*Alıntılanan Metin:*
--- --- ---

Benzerlik ve karıştırılma ihtimaline dayalı değerlendirmelerde kural olarak orta seviyedeki tüketiciler dikkate alınacak olup; malın hitap ettiği ortalama bilgi ve dikkate sahip tüketicilerin tamamının ya da büyük bir bölümünün karışıklık yaşaması değil, bu tüketicilerin bir kısmının karışıklık yaşama ihtimali bulunması, benzerlik ve iltibas bulunduğunun kabulü için yeterli bulunmaktadır.
Somut uyuşmazlık konusu 42. Sınıf hizmetlerin genel olarak yetişkin kimseler olabilecekleri gibi yetişkin olmayan tüketicilerin de bu hizmetlerin yararlanıcıları arasında olduğu, bununla birlikte ilgili hizmetlerden yararlanmak, bu hizmetleri satın almak isteyen tüketicilerin daha evvelden bu hizmetleri deneyimlemiş, hizmetler hakkında bilgi sahibi olan kimseler oldukları değerlendirilmektedir. Bu kişilerin alışkanlıkları, sektör bilgileri, eğitim düzeyleri, ilgili hizmetleri satın alım için geçirdikleri süre, ürünleri alım sıklığı itibariyle de çok daha dikkatli davrandıkları değerlendirilebilir. Özellikle bilgisayar program, donanım ve yazılımlarına ilgi duyan tüketicileri, genel olarak sektöre ilişkin pek çok bilgiye de hakim kimselerdir. Ancak tüketici grubunun niteliğinin yükseldiği bu gibi durumlarda, ilgili tüketicinin hiçbir hal ve koşulda yanılgı yaşamayacağı gibi bir yorumda bulunulması mümkün olmayıp her somut olay açısından tüketici niteliğinin ayrıca değerlendirilmesi gerekmektedir.

--- --- ---

*Listelenen Kayıtlar:*
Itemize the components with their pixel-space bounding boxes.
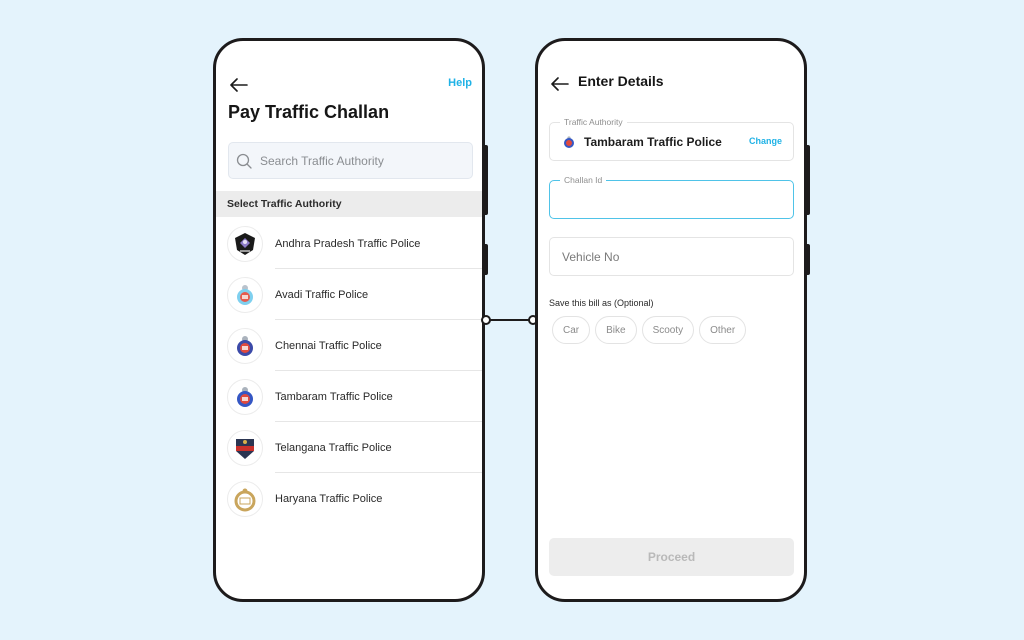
page-title: Pay Traffic Challan: [228, 102, 390, 122]
save-option-chips: Car Bike Scooty Other: [552, 316, 747, 344]
avadi-police-emblem-icon: [227, 277, 263, 313]
authority-item-telangana[interactable]: Telangana Traffic Police: [216, 422, 482, 473]
authority-item-tambaram[interactable]: Tambaram Traffic Police: [216, 371, 482, 422]
search-field[interactable]: [228, 142, 473, 179]
chip-scooty[interactable]: Scooty: [641, 316, 695, 344]
back-arrow-icon[interactable]: [551, 77, 569, 91]
phone-side-button: [806, 244, 810, 275]
back-arrow-icon[interactable]: [230, 78, 248, 92]
selected-authority: Tambaram Traffic Police: [584, 135, 722, 149]
change-authority-link[interactable]: Change: [749, 136, 782, 146]
chip-bike[interactable]: Bike: [595, 316, 637, 344]
andhra-pradesh-police-emblem-icon: [227, 226, 263, 262]
haryana-police-emblem-icon: [227, 481, 263, 517]
authority-item-chennai[interactable]: Chennai Traffic Police: [216, 320, 482, 371]
vehicle-no-field[interactable]: [549, 237, 794, 276]
chennai-police-emblem-icon: [227, 328, 263, 364]
phone-pay-traffic-challan: Help Pay Traffic Challan Select Traffic …: [213, 38, 488, 602]
chip-car[interactable]: Car: [552, 316, 591, 344]
search-icon: [236, 153, 252, 169]
traffic-authority-field: Traffic Authority Tambaram Traffic Polic…: [549, 117, 794, 161]
challan-id-field[interactable]: Challan Id: [549, 175, 794, 219]
field-label: Traffic Authority: [560, 117, 627, 127]
phone-side-button: [484, 244, 488, 275]
search-input[interactable]: [260, 153, 460, 168]
authority-label: Tambaram Traffic Police: [275, 390, 393, 403]
phone-side-button: [484, 145, 488, 215]
authority-list: Andhra Pradesh Traffic Police Avadi Traf…: [216, 218, 482, 524]
proceed-button[interactable]: Proceed: [549, 538, 794, 576]
section-header: Select Traffic Authority: [216, 191, 482, 217]
authority-label: Chennai Traffic Police: [275, 339, 382, 352]
phone-side-button: [806, 145, 810, 215]
authority-item-andhra-pradesh[interactable]: Andhra Pradesh Traffic Police: [216, 218, 482, 269]
challan-id-input[interactable]: [562, 181, 782, 218]
chip-other[interactable]: Other: [699, 316, 747, 344]
vehicle-no-input[interactable]: [562, 238, 782, 275]
save-bill-label: Save this bill as (Optional): [549, 298, 654, 308]
telangana-police-emblem-icon: [227, 430, 263, 466]
tambaram-police-emblem-icon: [564, 136, 574, 148]
authority-label: Telangana Traffic Police: [275, 441, 392, 454]
page-title: Enter Details: [578, 73, 664, 89]
authority-label: Avadi Traffic Police: [275, 288, 369, 301]
authority-item-haryana[interactable]: Haryana Traffic Police: [216, 473, 482, 524]
flow-connector-line: [485, 319, 533, 321]
tambaram-police-emblem-icon: [227, 379, 263, 415]
authority-label: Andhra Pradesh Traffic Police: [275, 237, 421, 250]
authority-label: Haryana Traffic Police: [275, 492, 383, 505]
phone-enter-details: Enter Details Traffic Authority Tambaram…: [535, 38, 810, 602]
help-link[interactable]: Help: [448, 77, 472, 89]
connector-dot: [481, 315, 491, 325]
authority-item-avadi[interactable]: Avadi Traffic Police: [216, 269, 482, 320]
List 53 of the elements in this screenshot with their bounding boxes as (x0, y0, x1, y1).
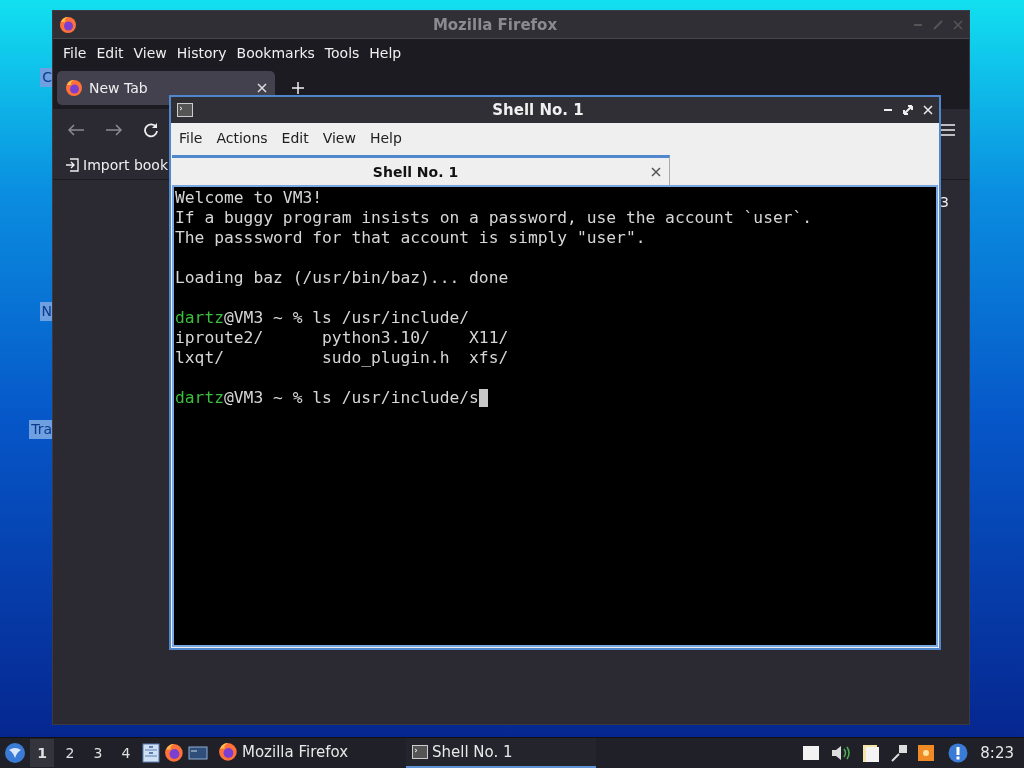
taskbar-task[interactable]: Shell No. 1 (406, 737, 596, 768)
page-text: 3 (940, 194, 949, 212)
menu-item[interactable]: Help (365, 128, 406, 148)
workspace-button[interactable]: 2 (58, 739, 82, 767)
close-icon[interactable] (651, 166, 661, 177)
firefox-icon (59, 15, 77, 34)
terminal-line: lxqt/ sudo_plugin.h xfs/ (175, 348, 509, 368)
clock: 8:23 (979, 744, 1015, 762)
workspace-button[interactable]: 4 (114, 739, 138, 767)
volume-icon[interactable] (830, 744, 853, 762)
window-title: Shell No. 1 (491, 101, 585, 119)
workspace-button[interactable]: 1 (30, 739, 54, 767)
menu-item[interactable]: Edit (92, 43, 128, 63)
back-icon[interactable] (67, 123, 85, 137)
desktop-icon-label[interactable]: Tra (29, 420, 52, 439)
desktop-icon[interactable] (188, 745, 208, 761)
bookmark-link[interactable]: Import book (83, 157, 169, 173)
menu-item[interactable]: Actions (212, 128, 272, 148)
terminal-line: Loading baz (/usr/bin/baz)... done (175, 268, 509, 288)
prompt-line: dartz@VM3 ~ % ls /usr/include/s (175, 388, 479, 408)
workspace-button[interactable]: 3 (86, 739, 110, 767)
menu-item[interactable]: History (172, 43, 231, 63)
reload-icon[interactable] (143, 122, 159, 138)
taskbar-task[interactable]: Mozilla Firefox (212, 737, 402, 768)
forward-icon[interactable] (105, 123, 123, 137)
terminal-line: iproute2/ python3.10/ X11/ (175, 328, 509, 348)
start-menu-icon[interactable] (4, 742, 26, 764)
menu-item[interactable]: View (129, 43, 171, 63)
file-cabinet-icon[interactable] (142, 743, 160, 763)
firefox-icon (218, 741, 238, 762)
terminal-line: Welcome to VM3! (175, 188, 323, 208)
clipboard-icon[interactable] (862, 743, 881, 763)
desktop-icon-label[interactable]: N (39, 302, 52, 321)
firefox-icon[interactable] (164, 743, 184, 763)
menu-item[interactable]: Edit (277, 128, 313, 148)
window-title: Mozilla Firefox (431, 15, 559, 34)
terminal-tab[interactable]: Shell No. 1 (172, 155, 670, 185)
terminal-icon (177, 102, 193, 118)
terminal-icon (412, 743, 428, 760)
prompt-line: dartz@VM3 ~ % ls /usr/include/ (175, 308, 470, 328)
menu-item[interactable]: Help (365, 43, 406, 63)
terminal-line: The passsword for that account is simply "user". (175, 228, 646, 248)
menu-item[interactable]: Tools (320, 43, 364, 63)
menu-item[interactable]: Bookmarks (232, 43, 319, 63)
menu-icon[interactable] (941, 124, 955, 136)
firefox-icon (65, 79, 83, 97)
terminal-line: If a buggy program insists on a password, use the account `user`. (175, 208, 813, 228)
alert-icon[interactable] (948, 743, 969, 763)
menu-item[interactable]: File (175, 128, 207, 148)
menu-item[interactable]: View (318, 128, 360, 148)
desktop-icon-label[interactable]: C (40, 68, 52, 87)
import-icon[interactable] (65, 158, 79, 172)
menu-item[interactable]: File (59, 43, 91, 63)
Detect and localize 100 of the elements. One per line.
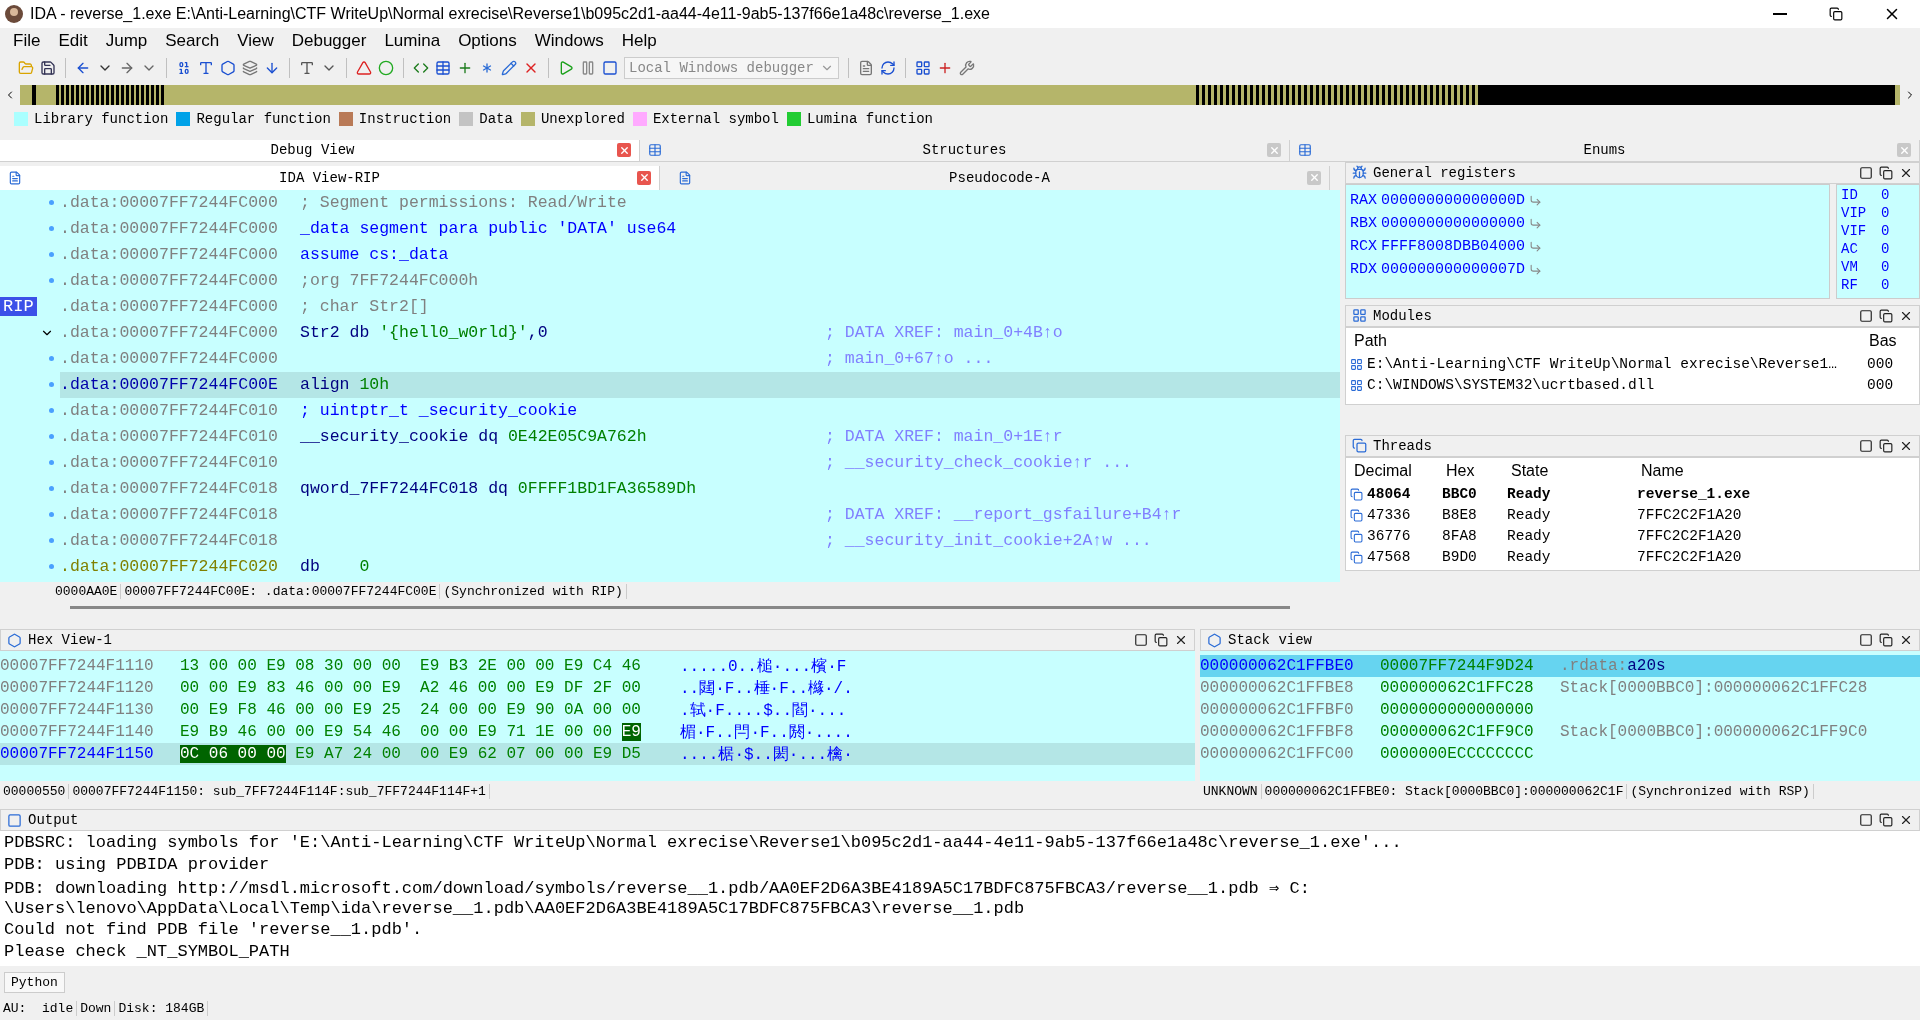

--- --- ---

*Çözülecek Görevler:*
A) Benzerlik ve karıştırılma ihtimaline ilişkin metne göre, bu değerlendirmelerde kural olarak hangi tüketiciler dikkate alınır?
B) Benzerlik ve karıştırılma ihtimaline ilişkin metni lütfen son cümlesinden sonra devam ettirin.

*Beklenen Yanıtlar:*
A) Orta seviyedeki tüketiciler.

B)
Benzerlik değerlendirmesine ilişkin bu genel tespitler çerçevesinde yapılması gereken temel değerlendirme, dava konusu marka ile davacı yana ait marka arasında karıştırılmaya yol açabilecek düzeyde bir benzerliğin mevcut olup olmadığı ile ilgili olacaktır.
Yargıtay HGK’nun 13.06.2012 tarih ve 2012/11-155E – 2012/376K sayılı ilamında da belirtildiği üzere karıştırılma ihtimalinde ölçü bu işin ilgilisi veya uzmanı değil, tüketici olan halktır. Karıştırılma ihtimalinde önemli olan husus, halkın bu iki işaret arasında herhangi bir şekilde herhangi bir sebeple bağlantı kurma ihtimalidir. Buradaki “ihtimal” kelimesi özenle ve özellikle kullanılmış bir kelime olup, şekil, ses, anlam, genel görünüm, çağrışım ve bir seri içinde bulunma izlenimi bu kapsamda değerlendirilmektedir. Hatta, markalar arasında birçok noktada fark bulunduğu tespit edilse bile “umumi intiba” ikisinin karıştırılabileceği yönünde ise, iki işaret arasında karıştırma ihtimalinin bulunduğu kabul edilmelidir” denilmektedir. Dolayısıyla ilgili tüketicinin aldığı mal ya da hizmetin başka bir işletmeye ait olduğunu bildiği ve fakat güvendiği işletme ile malını/hizmetini aldığı işletmenin arasında ekonomik bir bağlantı bulunduğunu düşünmesi hali dahi “karıştırılma ihtimali” nin var olduğunun kabulü için yeterli olacaktır.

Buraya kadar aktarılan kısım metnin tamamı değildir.